:: Problem statement ::
Reproduce the data below word for word, leaving out the pictures.

○ ○ ○ ○ ○

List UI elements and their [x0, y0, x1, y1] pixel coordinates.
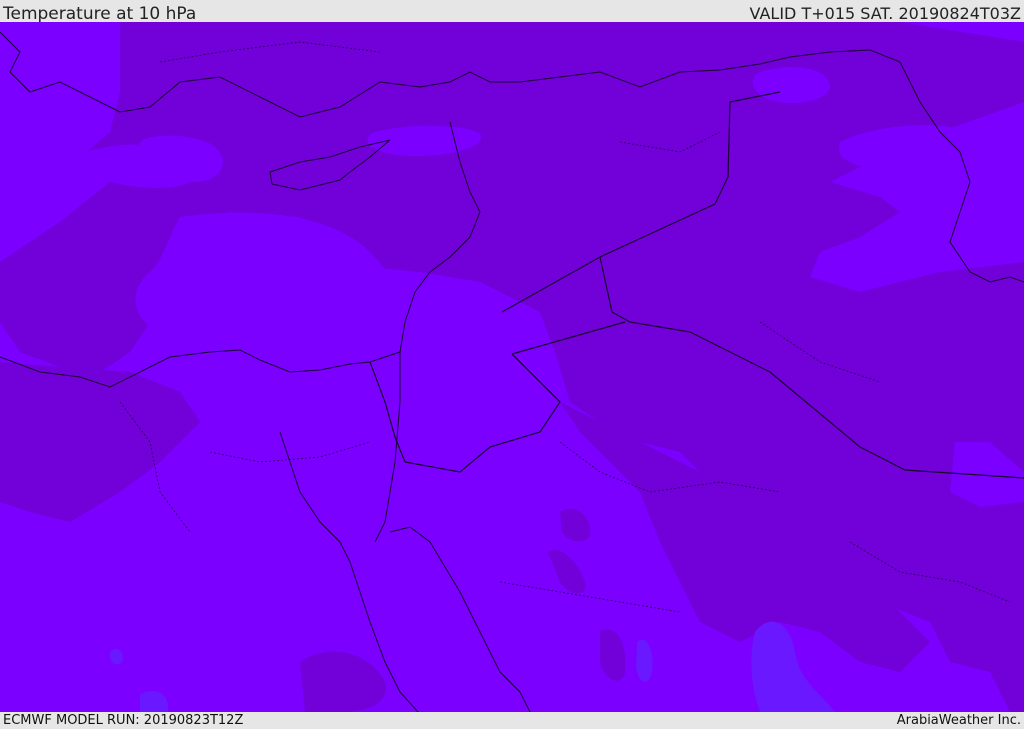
model-run: ECMWF MODEL RUN: 20190823T12Z [3, 713, 244, 728]
footer-bar: ECMWF MODEL RUN: 20190823T12Z ArabiaWeat… [0, 712, 1024, 729]
credit-text: ArabiaWeather Inc. [896, 713, 1021, 728]
weather-map[interactable] [0, 22, 1024, 712]
header-bar: Temperature at 10 hPa VALID T+015 SAT. 2… [0, 0, 1024, 24]
map-title: Temperature at 10 hPa [3, 4, 197, 24]
valid-time: VALID T+015 SAT. 20190824T03Z [749, 4, 1021, 23]
map-canvas [0, 22, 1024, 712]
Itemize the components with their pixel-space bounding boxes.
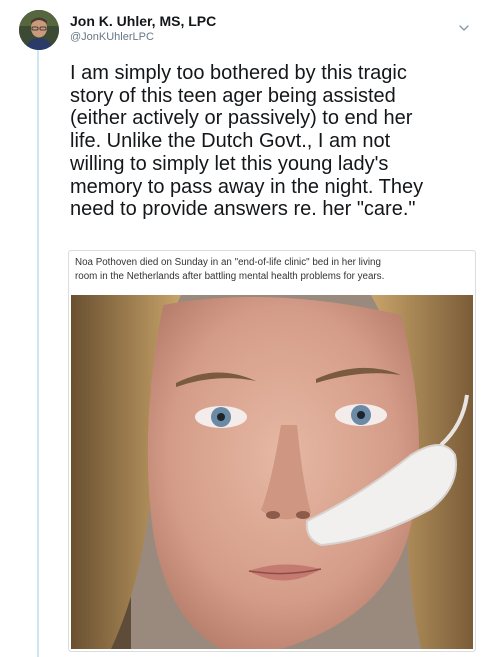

○ ○ ○ ○ ○

:: Problem solution ::
List UI elements and their [x0, y0, x1, y1] pixel coordinates.
model-run: ECMWF MODEL RUN: 20190823T12Z [3, 713, 244, 728]
footer-bar: ECMWF MODEL RUN: 20190823T12Z ArabiaWeat… [0, 712, 1024, 729]
credit-text: ArabiaWeather Inc. [896, 713, 1021, 728]
weather-map[interactable] [0, 22, 1024, 712]
header-bar: Temperature at 10 hPa VALID T+015 SAT. 2… [0, 0, 1024, 24]
map-title: Temperature at 10 hPa [3, 4, 197, 24]
valid-time: VALID T+015 SAT. 20190824T03Z [749, 4, 1021, 23]
map-canvas [0, 22, 1024, 712]
Itemize the components with their pixel-space bounding boxes.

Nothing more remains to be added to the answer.